# Goal of the exercise
Leave out the pictures and return every entry exactly as it appears.

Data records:

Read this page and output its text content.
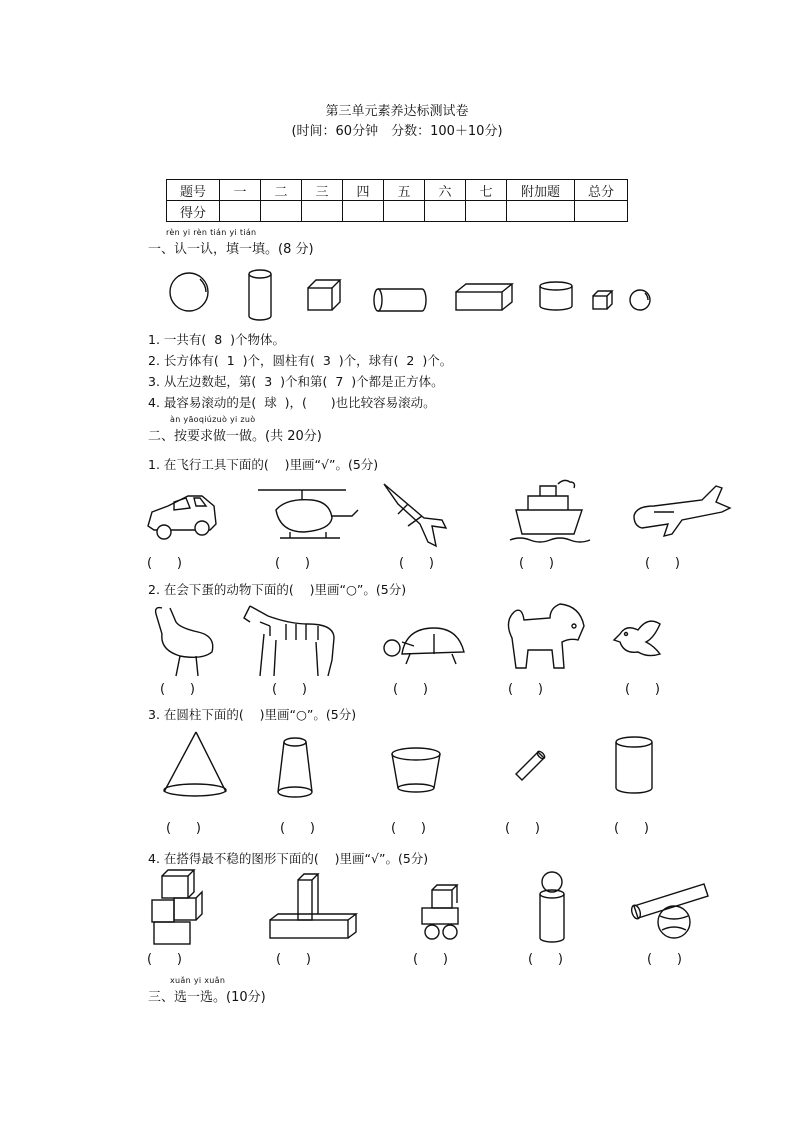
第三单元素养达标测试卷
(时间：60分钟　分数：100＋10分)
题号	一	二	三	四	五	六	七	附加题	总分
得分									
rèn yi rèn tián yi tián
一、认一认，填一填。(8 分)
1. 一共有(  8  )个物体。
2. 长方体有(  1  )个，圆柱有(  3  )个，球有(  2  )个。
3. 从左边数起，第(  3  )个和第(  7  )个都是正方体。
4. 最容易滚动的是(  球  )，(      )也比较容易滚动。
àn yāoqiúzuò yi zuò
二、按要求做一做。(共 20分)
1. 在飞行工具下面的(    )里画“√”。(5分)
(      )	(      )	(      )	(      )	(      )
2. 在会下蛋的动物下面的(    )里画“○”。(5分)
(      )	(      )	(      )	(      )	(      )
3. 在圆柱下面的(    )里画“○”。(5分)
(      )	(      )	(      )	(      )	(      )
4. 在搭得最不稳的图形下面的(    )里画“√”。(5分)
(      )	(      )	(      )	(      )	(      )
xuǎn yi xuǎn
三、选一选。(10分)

# Written reply
Read this page and output its text content.
第三单元素养达标测试卷
(时间：60分钟　分数：100＋10分)
题号	一	二	三	四	五	六	七	附加题	总分
得分									
rèn yi rèn tián yi tián
一、认一认，填一填。(8 分)
1. 一共有(  8  )个物体。
2. 长方体有(  1  )个，圆柱有(  3  )个，球有(  2  )个。
3. 从左边数起，第(  3  )个和第(  7  )个都是正方体。
4. 最容易滚动的是(  球  )，(      )也比较容易滚动。
àn yāoqiúzuò yi zuò
二、按要求做一做。(共 20分)
1. 在飞行工具下面的(    )里画“√”。(5分)
(      )	(      )	(      )	(      )	(      )
2. 在会下蛋的动物下面的(    )里画“○”。(5分)
(      )	(      )	(      )	(      )	(      )
3. 在圆柱下面的(    )里画“○”。(5分)
(      )	(      )	(      )	(      )	(      )
4. 在搭得最不稳的图形下面的(    )里画“√”。(5分)
(      )	(      )	(      )	(      )	(      )
xuǎn yi xuǎn
三、选一选。(10分)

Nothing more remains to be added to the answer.